> [Input data]:
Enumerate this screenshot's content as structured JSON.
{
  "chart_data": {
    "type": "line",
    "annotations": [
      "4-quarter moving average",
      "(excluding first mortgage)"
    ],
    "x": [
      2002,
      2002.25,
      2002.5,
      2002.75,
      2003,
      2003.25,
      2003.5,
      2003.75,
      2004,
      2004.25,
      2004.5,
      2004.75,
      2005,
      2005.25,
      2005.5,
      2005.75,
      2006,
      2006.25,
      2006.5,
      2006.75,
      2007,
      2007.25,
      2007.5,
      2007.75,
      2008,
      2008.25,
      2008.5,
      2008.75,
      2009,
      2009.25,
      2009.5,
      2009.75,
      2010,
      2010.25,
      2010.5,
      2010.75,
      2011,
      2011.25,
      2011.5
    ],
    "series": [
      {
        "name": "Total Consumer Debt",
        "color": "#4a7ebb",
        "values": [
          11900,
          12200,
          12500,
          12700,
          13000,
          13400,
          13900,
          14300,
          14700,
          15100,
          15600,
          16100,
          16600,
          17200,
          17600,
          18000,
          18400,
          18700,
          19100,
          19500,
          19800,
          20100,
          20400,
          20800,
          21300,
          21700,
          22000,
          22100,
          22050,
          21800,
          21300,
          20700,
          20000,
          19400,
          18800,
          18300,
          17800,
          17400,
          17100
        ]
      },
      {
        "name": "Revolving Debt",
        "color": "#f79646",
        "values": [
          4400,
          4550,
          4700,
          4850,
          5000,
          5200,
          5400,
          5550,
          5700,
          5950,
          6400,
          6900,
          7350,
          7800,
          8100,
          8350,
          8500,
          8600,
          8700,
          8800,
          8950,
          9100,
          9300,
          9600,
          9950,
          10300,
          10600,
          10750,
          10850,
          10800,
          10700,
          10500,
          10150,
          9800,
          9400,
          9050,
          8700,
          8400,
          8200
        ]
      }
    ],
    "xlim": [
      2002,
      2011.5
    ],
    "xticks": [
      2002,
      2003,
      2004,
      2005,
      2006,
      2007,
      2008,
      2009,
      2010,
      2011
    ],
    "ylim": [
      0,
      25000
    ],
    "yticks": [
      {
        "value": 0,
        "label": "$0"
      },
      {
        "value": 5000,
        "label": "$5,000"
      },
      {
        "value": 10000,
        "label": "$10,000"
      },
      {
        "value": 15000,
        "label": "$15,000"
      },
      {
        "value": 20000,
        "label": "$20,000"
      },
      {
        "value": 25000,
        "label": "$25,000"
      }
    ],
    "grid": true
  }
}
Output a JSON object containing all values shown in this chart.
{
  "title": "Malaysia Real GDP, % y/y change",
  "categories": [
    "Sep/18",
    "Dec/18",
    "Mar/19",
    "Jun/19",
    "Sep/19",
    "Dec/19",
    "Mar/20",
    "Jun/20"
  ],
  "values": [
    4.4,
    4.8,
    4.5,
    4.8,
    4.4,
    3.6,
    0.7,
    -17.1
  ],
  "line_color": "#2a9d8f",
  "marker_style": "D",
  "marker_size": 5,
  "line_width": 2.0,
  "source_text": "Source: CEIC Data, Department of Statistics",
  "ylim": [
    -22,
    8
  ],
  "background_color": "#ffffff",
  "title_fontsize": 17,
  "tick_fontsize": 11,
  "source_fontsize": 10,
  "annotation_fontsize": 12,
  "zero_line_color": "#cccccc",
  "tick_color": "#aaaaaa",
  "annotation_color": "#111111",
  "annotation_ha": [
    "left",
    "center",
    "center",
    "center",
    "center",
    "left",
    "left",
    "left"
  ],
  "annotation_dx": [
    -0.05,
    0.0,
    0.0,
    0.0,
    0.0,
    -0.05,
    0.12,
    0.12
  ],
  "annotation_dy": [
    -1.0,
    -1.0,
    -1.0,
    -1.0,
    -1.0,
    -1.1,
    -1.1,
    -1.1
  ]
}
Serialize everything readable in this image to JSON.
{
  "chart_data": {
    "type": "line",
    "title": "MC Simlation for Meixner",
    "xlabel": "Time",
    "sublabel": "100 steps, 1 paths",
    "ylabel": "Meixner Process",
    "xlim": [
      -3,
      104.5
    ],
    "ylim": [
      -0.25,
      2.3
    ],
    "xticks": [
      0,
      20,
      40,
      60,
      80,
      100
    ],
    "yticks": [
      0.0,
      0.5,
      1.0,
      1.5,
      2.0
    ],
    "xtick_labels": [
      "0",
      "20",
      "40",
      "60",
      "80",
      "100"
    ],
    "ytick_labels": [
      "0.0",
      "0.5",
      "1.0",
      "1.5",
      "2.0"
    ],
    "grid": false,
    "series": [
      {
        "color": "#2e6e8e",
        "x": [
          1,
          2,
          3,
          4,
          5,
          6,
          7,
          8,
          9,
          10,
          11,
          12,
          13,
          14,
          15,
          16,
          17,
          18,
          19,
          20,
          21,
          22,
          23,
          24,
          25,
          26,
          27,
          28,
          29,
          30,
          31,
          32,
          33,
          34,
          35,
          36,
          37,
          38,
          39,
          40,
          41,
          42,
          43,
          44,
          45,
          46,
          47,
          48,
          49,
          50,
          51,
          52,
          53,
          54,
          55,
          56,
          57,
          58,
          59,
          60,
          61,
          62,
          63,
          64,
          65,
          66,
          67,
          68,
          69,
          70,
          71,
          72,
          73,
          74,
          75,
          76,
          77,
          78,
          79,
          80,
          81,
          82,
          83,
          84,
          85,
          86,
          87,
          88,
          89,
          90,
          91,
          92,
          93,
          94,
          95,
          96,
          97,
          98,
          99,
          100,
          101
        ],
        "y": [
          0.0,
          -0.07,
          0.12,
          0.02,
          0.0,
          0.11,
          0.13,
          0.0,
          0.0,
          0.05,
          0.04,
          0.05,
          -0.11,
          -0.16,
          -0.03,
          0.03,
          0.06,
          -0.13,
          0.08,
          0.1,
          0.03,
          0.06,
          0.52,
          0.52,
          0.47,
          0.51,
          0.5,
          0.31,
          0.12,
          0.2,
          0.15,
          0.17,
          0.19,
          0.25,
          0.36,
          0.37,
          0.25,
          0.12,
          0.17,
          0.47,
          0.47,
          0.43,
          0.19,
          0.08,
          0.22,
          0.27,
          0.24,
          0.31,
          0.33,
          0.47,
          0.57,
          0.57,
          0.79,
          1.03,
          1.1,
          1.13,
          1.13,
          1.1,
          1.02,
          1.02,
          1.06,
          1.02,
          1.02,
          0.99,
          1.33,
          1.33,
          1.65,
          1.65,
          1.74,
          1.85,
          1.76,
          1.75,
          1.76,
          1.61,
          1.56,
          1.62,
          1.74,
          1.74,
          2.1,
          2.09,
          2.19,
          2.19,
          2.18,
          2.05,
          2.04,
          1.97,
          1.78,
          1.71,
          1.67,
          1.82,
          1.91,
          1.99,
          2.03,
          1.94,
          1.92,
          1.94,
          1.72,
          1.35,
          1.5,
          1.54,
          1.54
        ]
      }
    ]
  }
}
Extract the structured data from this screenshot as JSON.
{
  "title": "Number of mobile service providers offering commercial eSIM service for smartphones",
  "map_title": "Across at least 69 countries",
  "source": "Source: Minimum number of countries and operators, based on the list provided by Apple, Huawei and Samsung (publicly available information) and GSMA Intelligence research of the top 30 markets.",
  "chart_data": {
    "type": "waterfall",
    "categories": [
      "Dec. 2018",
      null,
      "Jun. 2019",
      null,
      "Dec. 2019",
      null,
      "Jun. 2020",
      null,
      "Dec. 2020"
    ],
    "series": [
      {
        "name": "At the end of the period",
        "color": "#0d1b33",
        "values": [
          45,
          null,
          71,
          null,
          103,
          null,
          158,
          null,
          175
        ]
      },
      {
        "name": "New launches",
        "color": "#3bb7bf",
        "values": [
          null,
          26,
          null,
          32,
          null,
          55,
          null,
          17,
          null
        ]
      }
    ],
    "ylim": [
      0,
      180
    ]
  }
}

> [Task brief]: Gather all lines where the word "Meixner" appears.

> [Finished exercise]:
    "title": "MC Simlation for Meixner",
    "ylabel": "Meixner Process",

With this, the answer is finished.